* Task directions
Locate every line in the records below that contains the word "random", and copy each one.

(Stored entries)
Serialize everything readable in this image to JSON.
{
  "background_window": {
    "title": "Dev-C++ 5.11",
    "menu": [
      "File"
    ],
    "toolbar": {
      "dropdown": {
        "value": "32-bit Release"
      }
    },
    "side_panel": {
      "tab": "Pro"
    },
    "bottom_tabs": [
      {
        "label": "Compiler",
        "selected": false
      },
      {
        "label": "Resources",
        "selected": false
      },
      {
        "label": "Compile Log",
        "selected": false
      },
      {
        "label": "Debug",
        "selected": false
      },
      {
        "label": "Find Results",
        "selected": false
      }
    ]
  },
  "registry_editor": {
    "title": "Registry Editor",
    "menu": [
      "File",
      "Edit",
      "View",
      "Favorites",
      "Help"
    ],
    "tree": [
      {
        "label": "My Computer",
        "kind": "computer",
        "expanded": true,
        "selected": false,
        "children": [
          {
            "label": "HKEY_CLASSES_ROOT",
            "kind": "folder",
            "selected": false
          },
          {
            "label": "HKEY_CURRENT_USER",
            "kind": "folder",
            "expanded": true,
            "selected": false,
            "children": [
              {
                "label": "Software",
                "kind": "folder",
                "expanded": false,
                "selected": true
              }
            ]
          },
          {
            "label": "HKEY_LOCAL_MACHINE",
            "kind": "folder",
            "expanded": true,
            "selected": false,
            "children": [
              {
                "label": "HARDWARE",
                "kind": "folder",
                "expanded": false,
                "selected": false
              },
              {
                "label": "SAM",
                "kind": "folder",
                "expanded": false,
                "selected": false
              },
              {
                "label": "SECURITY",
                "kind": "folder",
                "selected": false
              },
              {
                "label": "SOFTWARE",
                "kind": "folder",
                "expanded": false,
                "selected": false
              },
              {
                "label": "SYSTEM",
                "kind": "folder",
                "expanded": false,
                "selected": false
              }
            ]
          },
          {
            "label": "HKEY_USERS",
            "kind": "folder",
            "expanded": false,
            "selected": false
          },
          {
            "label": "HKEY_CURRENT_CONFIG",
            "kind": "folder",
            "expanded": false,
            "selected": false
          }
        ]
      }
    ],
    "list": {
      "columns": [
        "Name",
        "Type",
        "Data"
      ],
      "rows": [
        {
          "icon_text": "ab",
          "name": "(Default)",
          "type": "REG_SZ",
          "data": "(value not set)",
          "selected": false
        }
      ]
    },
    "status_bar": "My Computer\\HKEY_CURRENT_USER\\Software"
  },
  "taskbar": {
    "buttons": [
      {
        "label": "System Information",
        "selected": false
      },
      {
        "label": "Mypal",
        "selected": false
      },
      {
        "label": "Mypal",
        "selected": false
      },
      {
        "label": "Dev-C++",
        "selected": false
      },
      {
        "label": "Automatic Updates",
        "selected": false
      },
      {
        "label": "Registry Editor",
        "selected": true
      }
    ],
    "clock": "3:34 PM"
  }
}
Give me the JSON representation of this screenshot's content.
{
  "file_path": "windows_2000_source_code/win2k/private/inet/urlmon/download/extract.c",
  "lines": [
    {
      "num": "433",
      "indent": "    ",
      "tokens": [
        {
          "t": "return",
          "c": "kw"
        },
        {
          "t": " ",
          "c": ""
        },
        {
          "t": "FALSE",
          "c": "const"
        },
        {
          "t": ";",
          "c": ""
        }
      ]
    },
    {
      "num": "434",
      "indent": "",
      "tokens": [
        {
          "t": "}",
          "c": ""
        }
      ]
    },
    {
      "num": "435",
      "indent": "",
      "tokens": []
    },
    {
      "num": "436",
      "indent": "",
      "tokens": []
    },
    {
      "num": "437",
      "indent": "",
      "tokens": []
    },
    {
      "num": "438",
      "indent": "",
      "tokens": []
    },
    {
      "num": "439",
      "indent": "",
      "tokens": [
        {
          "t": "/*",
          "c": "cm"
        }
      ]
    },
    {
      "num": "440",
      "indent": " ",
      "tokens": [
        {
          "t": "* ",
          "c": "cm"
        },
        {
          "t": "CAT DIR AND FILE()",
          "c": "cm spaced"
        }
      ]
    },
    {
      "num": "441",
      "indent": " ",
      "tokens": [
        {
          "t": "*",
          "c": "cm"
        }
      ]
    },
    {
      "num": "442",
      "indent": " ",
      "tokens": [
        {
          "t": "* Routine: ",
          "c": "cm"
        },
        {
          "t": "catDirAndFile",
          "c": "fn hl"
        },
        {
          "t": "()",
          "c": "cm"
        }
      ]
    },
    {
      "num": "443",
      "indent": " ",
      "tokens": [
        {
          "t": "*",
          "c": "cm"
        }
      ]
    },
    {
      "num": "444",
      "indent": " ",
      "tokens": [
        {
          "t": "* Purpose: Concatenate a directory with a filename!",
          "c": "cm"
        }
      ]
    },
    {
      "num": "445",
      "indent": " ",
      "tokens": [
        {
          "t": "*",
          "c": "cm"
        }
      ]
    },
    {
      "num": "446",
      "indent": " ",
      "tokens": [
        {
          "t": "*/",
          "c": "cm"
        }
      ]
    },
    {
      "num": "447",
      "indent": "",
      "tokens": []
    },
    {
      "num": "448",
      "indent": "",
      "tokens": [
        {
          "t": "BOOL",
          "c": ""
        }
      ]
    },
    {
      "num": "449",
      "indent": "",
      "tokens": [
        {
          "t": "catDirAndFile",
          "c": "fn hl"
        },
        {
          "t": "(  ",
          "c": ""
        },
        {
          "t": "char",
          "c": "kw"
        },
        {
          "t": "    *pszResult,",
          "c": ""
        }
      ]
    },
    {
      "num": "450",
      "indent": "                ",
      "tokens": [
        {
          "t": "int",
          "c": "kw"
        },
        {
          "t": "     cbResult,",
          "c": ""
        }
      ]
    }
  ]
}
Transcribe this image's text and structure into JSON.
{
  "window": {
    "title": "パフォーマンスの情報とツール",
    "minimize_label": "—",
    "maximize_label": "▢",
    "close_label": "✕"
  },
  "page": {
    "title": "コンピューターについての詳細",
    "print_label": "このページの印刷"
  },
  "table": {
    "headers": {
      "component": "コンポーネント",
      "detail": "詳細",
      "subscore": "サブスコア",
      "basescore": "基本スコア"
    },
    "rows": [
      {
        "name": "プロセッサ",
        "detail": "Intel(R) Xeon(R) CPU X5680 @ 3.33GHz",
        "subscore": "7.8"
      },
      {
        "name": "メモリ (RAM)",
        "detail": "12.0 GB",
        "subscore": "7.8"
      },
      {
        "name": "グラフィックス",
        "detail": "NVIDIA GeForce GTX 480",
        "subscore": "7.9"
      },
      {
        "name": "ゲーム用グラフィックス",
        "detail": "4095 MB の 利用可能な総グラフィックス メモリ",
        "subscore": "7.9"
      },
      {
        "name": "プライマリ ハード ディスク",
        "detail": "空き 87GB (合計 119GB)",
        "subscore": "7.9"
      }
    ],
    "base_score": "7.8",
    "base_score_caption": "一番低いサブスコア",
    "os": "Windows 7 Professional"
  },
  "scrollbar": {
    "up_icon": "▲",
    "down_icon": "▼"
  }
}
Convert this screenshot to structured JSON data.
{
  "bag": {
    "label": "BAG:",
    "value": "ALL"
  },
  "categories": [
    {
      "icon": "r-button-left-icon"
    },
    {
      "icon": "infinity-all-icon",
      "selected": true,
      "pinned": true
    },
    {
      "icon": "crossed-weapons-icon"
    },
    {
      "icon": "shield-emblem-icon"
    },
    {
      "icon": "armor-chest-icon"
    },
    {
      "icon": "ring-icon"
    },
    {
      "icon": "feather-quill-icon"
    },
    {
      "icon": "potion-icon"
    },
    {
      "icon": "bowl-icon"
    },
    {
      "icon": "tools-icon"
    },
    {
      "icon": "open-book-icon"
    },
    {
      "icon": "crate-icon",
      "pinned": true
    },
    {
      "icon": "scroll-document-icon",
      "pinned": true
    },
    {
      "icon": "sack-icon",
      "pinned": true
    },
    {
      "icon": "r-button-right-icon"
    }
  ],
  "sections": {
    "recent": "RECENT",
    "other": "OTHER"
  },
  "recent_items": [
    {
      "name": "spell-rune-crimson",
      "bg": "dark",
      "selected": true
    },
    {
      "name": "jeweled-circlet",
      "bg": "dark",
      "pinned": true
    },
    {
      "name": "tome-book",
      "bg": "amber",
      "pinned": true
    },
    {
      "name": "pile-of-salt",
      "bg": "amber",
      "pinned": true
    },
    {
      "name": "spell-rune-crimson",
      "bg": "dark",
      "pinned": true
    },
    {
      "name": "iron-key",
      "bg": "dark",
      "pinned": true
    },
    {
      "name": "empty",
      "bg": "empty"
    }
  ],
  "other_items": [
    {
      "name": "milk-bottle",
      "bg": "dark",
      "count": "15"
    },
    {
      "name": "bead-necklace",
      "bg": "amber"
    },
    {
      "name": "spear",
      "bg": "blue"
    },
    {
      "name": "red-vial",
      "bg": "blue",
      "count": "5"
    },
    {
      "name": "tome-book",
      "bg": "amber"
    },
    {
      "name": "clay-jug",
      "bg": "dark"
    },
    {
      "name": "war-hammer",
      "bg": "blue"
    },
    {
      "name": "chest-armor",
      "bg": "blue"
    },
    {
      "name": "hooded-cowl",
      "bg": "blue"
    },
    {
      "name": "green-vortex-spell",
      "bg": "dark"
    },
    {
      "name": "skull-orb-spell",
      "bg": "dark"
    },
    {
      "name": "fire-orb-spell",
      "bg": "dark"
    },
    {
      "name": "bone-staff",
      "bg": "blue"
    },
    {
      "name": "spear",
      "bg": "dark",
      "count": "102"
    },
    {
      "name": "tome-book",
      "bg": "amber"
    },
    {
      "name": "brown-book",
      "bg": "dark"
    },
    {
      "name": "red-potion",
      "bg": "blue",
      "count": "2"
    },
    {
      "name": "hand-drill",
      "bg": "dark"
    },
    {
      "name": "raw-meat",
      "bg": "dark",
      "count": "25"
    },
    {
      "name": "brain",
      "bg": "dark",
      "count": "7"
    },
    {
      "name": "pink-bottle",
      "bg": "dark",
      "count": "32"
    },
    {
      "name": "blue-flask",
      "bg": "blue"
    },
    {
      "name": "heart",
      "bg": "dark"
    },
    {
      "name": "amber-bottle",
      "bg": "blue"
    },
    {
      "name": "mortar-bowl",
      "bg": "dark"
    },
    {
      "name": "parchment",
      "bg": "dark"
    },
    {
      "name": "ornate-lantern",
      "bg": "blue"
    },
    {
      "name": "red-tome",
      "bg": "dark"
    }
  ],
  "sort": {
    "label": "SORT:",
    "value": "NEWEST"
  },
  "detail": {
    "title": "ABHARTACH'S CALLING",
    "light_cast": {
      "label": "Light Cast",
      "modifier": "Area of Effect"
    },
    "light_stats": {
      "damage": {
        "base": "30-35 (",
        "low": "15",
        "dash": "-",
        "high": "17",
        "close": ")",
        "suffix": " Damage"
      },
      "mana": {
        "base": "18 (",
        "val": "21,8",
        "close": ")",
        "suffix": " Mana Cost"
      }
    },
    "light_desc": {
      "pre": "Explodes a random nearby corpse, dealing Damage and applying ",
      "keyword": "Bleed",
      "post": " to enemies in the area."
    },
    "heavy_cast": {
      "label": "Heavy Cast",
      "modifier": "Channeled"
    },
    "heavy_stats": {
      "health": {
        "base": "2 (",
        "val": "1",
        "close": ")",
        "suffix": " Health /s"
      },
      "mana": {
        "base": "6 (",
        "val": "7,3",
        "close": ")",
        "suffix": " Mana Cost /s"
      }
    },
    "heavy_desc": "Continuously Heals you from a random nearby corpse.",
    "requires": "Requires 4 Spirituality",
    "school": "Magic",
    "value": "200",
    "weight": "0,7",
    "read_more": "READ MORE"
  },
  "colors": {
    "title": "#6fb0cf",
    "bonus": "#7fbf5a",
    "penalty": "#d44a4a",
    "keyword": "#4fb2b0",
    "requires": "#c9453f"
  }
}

* Written answer
      "pre": "Explodes a random nearby corpse, dealing Damage and applying ",
    "heavy_desc": "Continuously Heals you from a random nearby corpse.",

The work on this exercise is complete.